Exercise aim: Pictures stay out; everything else in the records below is copied exactly.

Data excerpts:
* * * * *
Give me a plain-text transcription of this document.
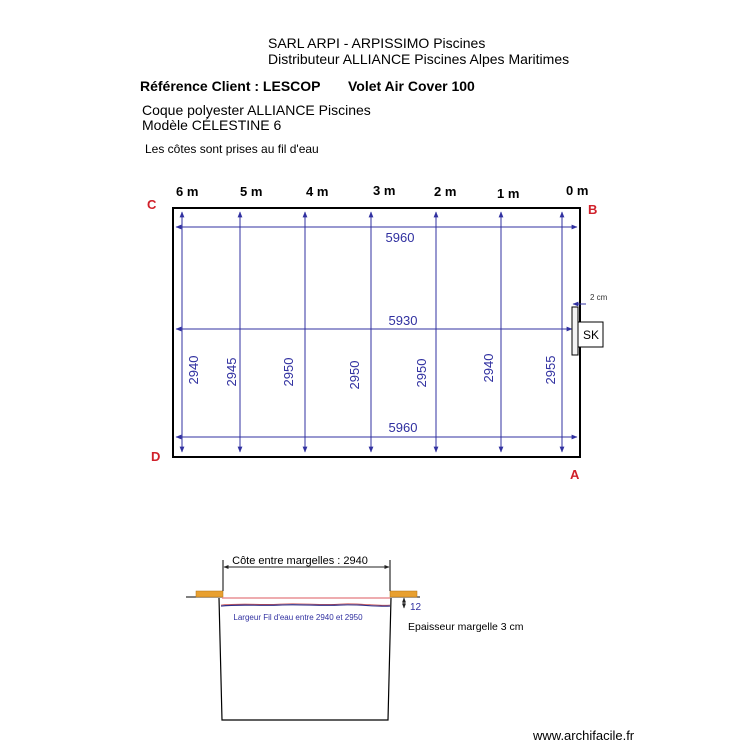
SARL ARPI - ARPISSIMO Piscines
Distributeur ALLIANCE Piscines Alpes Maritimes
Référence Client : LESCOP Volet Air Cover 100
Coque polyester ALLIANCE Piscines
Modèle CÉLESTINE 6
Les côtes sont prises au fil d'eau
6 m	5 m	4 m	3 m	2 m	1 m	0 m
C	B
D
A
5960
5930
5960
2940 2945	2950	2950	2950	2940	2955
SK
2 cm
Côte entre margelles : 2940
Largeur Fil d'eau entre 2940 et 2950
12
Epaisseur margelle 3 cm
www.archifacile.fr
* * * * *
Solved exercise:
Give me a plain-text transcription of this document.
SARL ARPI - ARPISSIMO Piscines
Distributeur ALLIANCE Piscines Alpes Maritimes
Référence Client : LESCOP Volet Air Cover 100
Coque polyester ALLIANCE Piscines
Modèle CÉLESTINE 6
Les côtes sont prises au fil d'eau
6 m	5 m	4 m	3 m	2 m	1 m	0 m
C	B
D
A
5960
5930
5960
2940 2945	2950	2950	2950	2940	2955
SK
2 cm
Côte entre margelles : 2940
Largeur Fil d'eau entre 2940 et 2950
12
Epaisseur margelle 3 cm
www.archifacile.fr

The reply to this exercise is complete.